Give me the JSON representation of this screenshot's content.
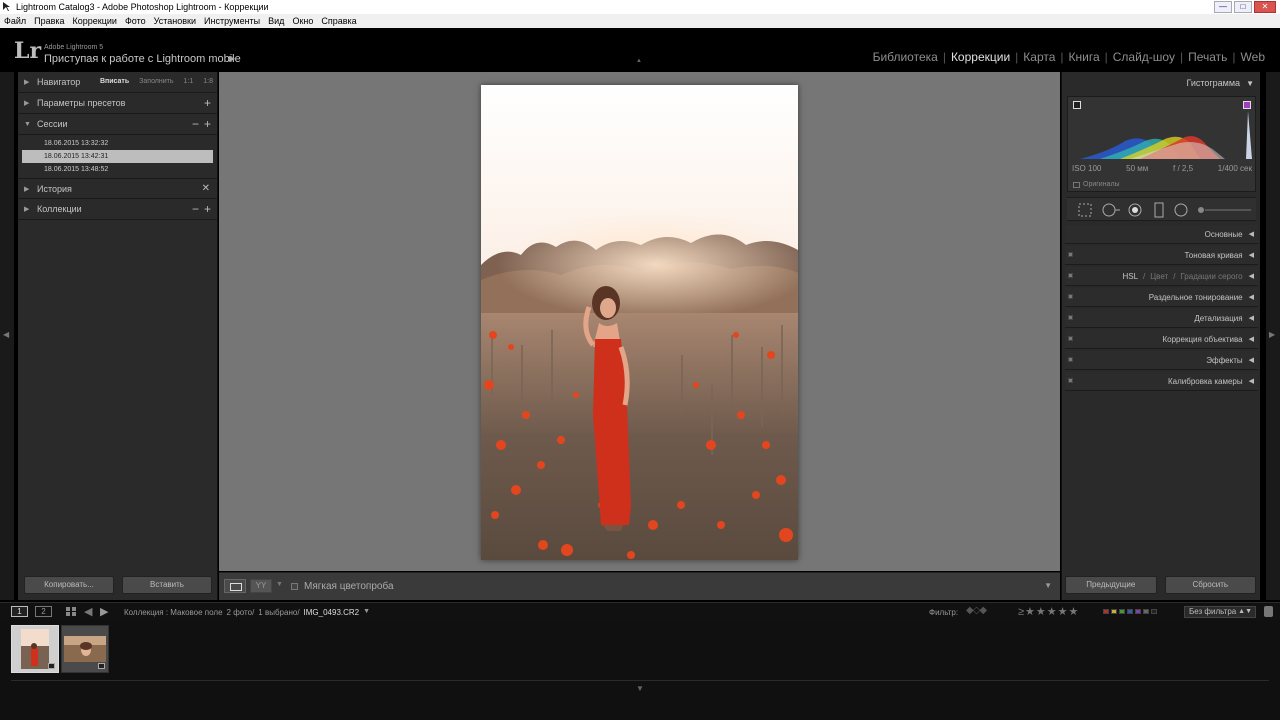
{
  "window": {
    "title": "Lightroom Catalog3 - Adobe Photoshop Lightroom - Коррекции",
    "minimize": "—",
    "maximize": "□",
    "close": "✕"
  },
  "menu": [
    "Файл",
    "Правка",
    "Коррекции",
    "Фото",
    "Установки",
    "Инструменты",
    "Вид",
    "Окно",
    "Справка"
  ],
  "lr": {
    "logo": "Lr",
    "version": "Adobe Lightroom 5",
    "mobile": "Приступая к работе с Lightroom mobile"
  },
  "modules": [
    "Библиотека",
    "Коррекции",
    "Карта",
    "Книга",
    "Слайд-шоу",
    "Печать",
    "Web"
  ],
  "active_module": "Коррекции",
  "left": {
    "navigator": {
      "label": "Навигатор",
      "opt_fit": "Вписать",
      "opt_fill": "Заполнить",
      "opt_1": "1:1",
      "opt_2": "1:8"
    },
    "presets": {
      "label": "Параметры пресетов"
    },
    "sessions": {
      "label": "Сессии",
      "items": [
        "18.06.2015 13:32:32",
        "18.06.2015 13:42:31",
        "18.06.2015 13:48:52"
      ],
      "selected": 1
    },
    "history": {
      "label": "История"
    },
    "collections": {
      "label": "Коллекции"
    },
    "copy": "Копировать...",
    "paste": "Вставить"
  },
  "toolbar": {
    "proof_label": "Мягкая цветопроба",
    "yy": "YY"
  },
  "right": {
    "histogram": "Гистограмма",
    "exif": {
      "iso": "ISO 100",
      "focal": "50 мм",
      "aperture": "f / 2,5",
      "shutter": "1/400 сек"
    },
    "originals": "Оригиналы",
    "sections": {
      "basic": "Основные",
      "tone": "Тоновая кривая",
      "hsl": "HSL",
      "color": "Цвет",
      "gray": "Градации серого",
      "split": "Раздельное тонирование",
      "detail": "Детализация",
      "lens": "Коррекция объектива",
      "effects": "Эффекты",
      "calib": "Калибровка камеры"
    },
    "previous": "Предыдущие",
    "reset": "Сбросить"
  },
  "filmstrip": {
    "num1": "1",
    "num2": "2",
    "path": "Коллекция : Маковое поле",
    "count": "2 фото/",
    "selected": "1 выбрано/",
    "file": "IMG_0493.CR2",
    "filter_label": "Фильтр:",
    "filter_value": "Без фильтра"
  },
  "colors": {
    "accent": "#e0e0e0",
    "panel": "#2a2a2a",
    "workspace": "#767676",
    "dress": "#d0321e",
    "label_red": "#b23030",
    "label_yellow": "#c8b030",
    "label_green": "#3c9a3c",
    "label_blue": "#3a58b0",
    "label_purple": "#8a3ab0"
  },
  "icons": [
    "lr-app-icon",
    "triangle-right-icon",
    "triangle-down-icon",
    "plus-icon",
    "minus-icon",
    "close-icon",
    "crop-overlay-icon",
    "spot-removal-icon",
    "red-eye-icon",
    "graduated-filter-icon",
    "radial-filter-icon",
    "adjustment-brush-icon",
    "grid-icon",
    "arrow-left-icon",
    "arrow-right-icon",
    "star-icon",
    "flag-icon",
    "lock-icon"
  ]
}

• • •

:: What the task requires ::
Each line with the string "right" in it needs to be found and copied.

:: Problem solution ::
  "right": {
    "triangle-right-icon",
    "arrow-right-icon",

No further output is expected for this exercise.